To do — Please pick up the profile of Mark Pokras and his banjo, Betsy, and continue it past its final paragraph.

Their CVs tell one story, but the things professors surround themselves with tell another
In the fourth of a series, we visit the office of Mark Pokras, associate professor in the Department of Environmental and Population Health at the Cummings School of Veterinary Medicine.
Ask Mark Pokras, V84, about Betsy, and he’ll tell you a story. Betsy isn’t his wife or daughter—she’s his banjo. Even though he went to high school in Venezuela—his father managed a chocolate factory there—growing up in the 1960s, he was a fan of the Kingston Trio and Pete Seeger. On a vacation back in the States during high school, he bought what turned out to be his favorite instrument—a banjo. He named it Betsy, after Davy Crockett’s rifle, because, he recalls, it invoked a spirit of independence and the frontier.
Betsy has been with him ever since, through a high school hitchhiking adventure around Latin America and later a trip around the United States, when he took time off from college at the height of the Vietnam War. “I had to take her,” he says. “It wasn’t a choice. I had to have something musical with me.”
In his trek across America—Pokras hitchhiked through 47 states in a little over three months—he’d earn money by washing dishes at diners and restaurants, and bed down on rainy nights in churches or even jails. At campgrounds, he discovered he could eat by playing the banjo, as other campers grilling their meals offered him hot dogs and hamburgers. “My banjo is absolutely a part of my life and has traveled everywhere with me,” he says.

Supplied data —
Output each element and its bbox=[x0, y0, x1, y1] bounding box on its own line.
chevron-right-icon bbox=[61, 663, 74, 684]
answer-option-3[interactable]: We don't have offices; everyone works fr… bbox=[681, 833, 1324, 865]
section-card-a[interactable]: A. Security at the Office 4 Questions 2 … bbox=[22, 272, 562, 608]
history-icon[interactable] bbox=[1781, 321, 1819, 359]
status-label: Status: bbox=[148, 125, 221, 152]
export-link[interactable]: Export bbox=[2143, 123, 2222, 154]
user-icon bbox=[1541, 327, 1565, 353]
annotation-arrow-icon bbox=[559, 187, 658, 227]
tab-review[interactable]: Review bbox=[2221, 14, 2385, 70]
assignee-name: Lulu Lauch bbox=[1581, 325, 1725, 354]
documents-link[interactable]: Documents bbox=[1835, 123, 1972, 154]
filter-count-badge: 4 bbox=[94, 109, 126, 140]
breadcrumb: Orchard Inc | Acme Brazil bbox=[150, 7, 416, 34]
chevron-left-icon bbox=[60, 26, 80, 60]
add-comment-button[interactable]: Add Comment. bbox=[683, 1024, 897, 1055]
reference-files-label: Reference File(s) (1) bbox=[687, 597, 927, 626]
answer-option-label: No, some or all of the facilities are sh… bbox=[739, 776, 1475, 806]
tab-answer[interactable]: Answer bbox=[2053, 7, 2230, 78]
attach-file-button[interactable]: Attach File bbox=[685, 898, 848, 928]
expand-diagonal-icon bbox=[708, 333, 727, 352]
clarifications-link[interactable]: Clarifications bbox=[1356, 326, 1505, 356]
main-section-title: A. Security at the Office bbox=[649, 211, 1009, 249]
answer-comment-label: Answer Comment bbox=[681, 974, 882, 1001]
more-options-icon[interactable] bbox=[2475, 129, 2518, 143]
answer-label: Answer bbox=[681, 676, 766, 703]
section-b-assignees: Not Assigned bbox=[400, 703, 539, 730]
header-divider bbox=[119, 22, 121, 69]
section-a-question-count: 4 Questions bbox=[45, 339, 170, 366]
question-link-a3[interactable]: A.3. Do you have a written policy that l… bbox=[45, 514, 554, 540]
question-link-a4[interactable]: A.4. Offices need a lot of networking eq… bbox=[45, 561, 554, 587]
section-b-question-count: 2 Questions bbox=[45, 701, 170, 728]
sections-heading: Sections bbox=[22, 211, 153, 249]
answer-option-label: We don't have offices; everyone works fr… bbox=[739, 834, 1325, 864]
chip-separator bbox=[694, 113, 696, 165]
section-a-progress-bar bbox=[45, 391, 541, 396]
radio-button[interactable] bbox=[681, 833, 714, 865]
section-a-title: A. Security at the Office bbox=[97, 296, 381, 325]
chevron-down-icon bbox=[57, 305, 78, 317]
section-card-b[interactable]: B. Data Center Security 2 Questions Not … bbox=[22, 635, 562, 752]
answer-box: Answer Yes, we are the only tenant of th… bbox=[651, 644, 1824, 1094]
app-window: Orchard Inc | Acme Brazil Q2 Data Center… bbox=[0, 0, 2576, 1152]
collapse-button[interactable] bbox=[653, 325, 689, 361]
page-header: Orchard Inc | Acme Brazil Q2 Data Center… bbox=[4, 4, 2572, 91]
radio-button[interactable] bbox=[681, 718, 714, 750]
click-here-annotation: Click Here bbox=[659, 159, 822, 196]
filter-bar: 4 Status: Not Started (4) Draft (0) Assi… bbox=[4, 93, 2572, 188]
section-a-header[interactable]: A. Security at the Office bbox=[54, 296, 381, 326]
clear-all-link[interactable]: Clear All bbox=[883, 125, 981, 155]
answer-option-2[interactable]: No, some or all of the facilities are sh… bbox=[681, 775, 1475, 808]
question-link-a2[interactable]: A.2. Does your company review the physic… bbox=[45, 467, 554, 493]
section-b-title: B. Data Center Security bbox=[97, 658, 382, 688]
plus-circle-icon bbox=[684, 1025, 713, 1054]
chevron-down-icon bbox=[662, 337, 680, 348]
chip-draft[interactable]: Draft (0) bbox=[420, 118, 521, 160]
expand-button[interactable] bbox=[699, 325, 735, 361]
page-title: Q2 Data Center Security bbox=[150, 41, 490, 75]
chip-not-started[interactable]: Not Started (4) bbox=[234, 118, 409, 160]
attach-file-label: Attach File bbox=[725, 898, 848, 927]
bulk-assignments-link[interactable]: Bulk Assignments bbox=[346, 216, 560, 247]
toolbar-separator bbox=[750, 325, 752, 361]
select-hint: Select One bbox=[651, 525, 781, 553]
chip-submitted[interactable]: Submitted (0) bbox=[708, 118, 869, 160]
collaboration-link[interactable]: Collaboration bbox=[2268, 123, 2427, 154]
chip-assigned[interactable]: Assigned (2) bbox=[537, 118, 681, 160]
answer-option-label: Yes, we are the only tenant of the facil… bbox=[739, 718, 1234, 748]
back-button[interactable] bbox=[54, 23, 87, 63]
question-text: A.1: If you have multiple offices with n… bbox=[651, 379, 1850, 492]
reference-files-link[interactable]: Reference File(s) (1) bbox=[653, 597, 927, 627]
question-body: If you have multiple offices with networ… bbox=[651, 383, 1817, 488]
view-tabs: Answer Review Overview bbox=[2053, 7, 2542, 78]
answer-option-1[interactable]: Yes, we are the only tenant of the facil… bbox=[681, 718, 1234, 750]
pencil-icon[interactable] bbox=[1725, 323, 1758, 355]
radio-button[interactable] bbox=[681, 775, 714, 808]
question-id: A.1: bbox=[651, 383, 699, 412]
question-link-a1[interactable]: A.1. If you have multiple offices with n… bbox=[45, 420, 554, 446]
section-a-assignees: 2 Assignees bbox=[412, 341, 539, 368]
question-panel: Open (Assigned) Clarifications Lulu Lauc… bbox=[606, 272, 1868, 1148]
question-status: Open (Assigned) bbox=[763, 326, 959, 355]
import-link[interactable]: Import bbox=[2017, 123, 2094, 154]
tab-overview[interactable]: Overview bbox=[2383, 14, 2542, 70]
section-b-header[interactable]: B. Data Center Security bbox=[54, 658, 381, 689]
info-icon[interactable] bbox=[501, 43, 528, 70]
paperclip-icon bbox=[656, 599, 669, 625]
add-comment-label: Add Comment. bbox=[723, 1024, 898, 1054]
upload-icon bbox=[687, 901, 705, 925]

Written response —
Betsy now sits in Pokras’ office in the Barbour Wildlife Building on the Grafton campus, along with an array of other instruments he plays: guitar, mountain dulcimer, flugelhorn and bouzouki, a lute-like instrument used in contemporary Greek music. He’s got more instruments at home, too—quite a collection for someone who never studied music. His secret? Plenty of teach-yourself-to-play books.
One of his favorite activities is open mike night at the Cummings School, which he hosts every six to eight weeks with veterinary and community participants ranging from just a handful to close to 40. He’s pleased when students bring their instruments, and even when they just sit back and listen.
“We’re in medicine, and these students spend so much time every day focusing on the technical and quantitative stuff,” Pokras says. “The relatively rigid, relatively linear kind of thinking we do doesn’t necessarily make you a well-rounded human being,” and the music helps add another dimension, he says.
Pokras will pluck away at the banjo in his office early in the morning or when he’s on call at the Wildlife Clinic, and students don’t need him immediately. “I love being a veterinarian,” he says, “but there’s more to life.” Just ask Betsy.